▶ What is expected
Below is a block of records. Copy every line in it that contains the word "targeted".
— Start of Records shown —
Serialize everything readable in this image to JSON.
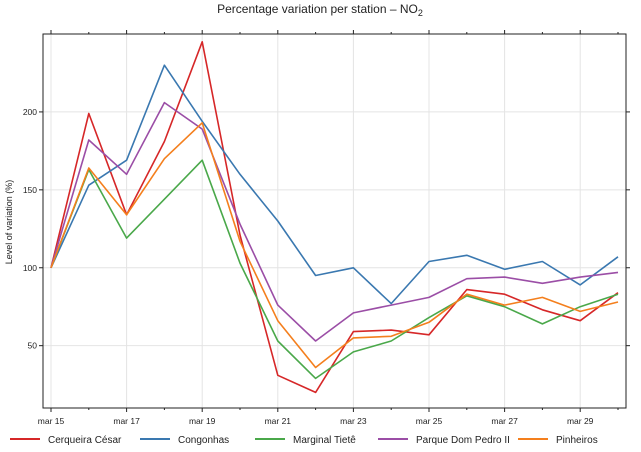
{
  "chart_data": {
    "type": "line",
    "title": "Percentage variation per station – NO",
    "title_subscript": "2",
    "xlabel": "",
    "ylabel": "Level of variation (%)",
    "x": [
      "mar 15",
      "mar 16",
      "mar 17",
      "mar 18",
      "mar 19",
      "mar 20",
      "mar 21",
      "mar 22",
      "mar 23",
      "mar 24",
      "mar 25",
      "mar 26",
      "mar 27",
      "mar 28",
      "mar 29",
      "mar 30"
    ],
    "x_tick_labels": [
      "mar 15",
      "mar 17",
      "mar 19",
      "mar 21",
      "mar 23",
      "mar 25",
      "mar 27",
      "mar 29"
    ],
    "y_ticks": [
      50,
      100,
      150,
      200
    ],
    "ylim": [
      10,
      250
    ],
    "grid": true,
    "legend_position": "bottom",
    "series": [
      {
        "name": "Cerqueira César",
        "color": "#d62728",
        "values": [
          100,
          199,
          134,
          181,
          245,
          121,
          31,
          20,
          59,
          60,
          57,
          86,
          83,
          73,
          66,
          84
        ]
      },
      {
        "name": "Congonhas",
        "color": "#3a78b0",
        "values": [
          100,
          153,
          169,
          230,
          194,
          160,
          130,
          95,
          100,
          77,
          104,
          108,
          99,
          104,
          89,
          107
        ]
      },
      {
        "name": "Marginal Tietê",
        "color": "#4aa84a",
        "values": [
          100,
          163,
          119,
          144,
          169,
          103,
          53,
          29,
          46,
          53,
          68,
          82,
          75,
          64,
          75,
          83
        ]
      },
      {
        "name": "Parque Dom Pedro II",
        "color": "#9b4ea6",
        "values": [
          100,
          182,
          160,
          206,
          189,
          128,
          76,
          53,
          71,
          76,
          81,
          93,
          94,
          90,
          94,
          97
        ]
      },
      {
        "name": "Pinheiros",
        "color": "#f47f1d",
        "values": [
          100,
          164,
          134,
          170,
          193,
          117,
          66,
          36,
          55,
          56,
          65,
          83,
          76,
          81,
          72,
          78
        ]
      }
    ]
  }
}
— End of Records shown —
— Start of Records shown —
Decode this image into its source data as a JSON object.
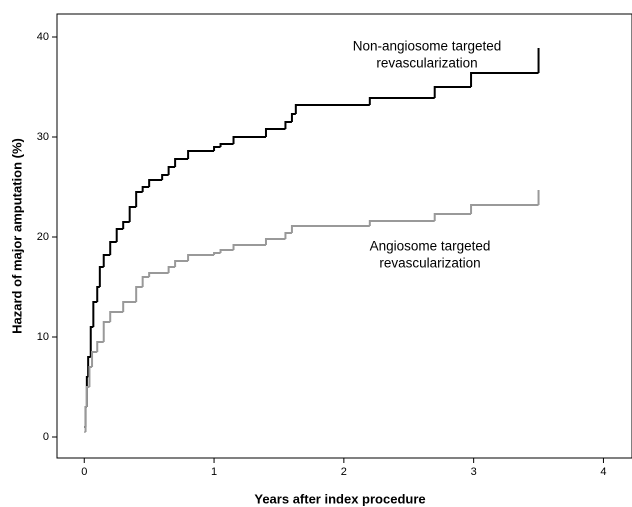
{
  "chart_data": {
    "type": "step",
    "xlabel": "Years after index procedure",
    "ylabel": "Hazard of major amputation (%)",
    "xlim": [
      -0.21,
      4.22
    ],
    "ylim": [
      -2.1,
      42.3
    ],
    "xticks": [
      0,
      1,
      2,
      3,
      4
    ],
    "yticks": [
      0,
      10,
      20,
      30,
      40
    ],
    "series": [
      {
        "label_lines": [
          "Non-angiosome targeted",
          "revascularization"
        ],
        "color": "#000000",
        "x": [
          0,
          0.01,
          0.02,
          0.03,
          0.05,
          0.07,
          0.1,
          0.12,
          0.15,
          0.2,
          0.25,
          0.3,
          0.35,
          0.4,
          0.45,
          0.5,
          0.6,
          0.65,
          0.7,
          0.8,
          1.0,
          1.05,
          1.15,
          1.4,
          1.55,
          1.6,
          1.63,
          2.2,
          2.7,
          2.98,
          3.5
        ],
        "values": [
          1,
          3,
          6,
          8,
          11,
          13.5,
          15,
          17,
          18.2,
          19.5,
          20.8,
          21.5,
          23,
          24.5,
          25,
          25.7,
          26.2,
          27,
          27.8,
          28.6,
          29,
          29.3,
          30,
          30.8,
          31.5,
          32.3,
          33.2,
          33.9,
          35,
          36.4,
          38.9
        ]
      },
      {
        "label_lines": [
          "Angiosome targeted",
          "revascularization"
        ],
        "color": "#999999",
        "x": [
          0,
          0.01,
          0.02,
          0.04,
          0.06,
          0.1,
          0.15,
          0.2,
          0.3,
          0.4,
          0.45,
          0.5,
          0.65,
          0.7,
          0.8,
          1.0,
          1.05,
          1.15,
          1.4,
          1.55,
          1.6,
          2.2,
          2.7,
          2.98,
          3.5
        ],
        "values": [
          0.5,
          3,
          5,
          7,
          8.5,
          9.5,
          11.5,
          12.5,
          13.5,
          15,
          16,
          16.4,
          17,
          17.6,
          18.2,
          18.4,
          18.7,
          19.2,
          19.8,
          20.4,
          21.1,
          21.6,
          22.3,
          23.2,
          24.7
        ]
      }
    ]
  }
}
— End of Records shown —
▶ Exercise result
          "Non-angiosome targeted",
          "Angiosome targeted",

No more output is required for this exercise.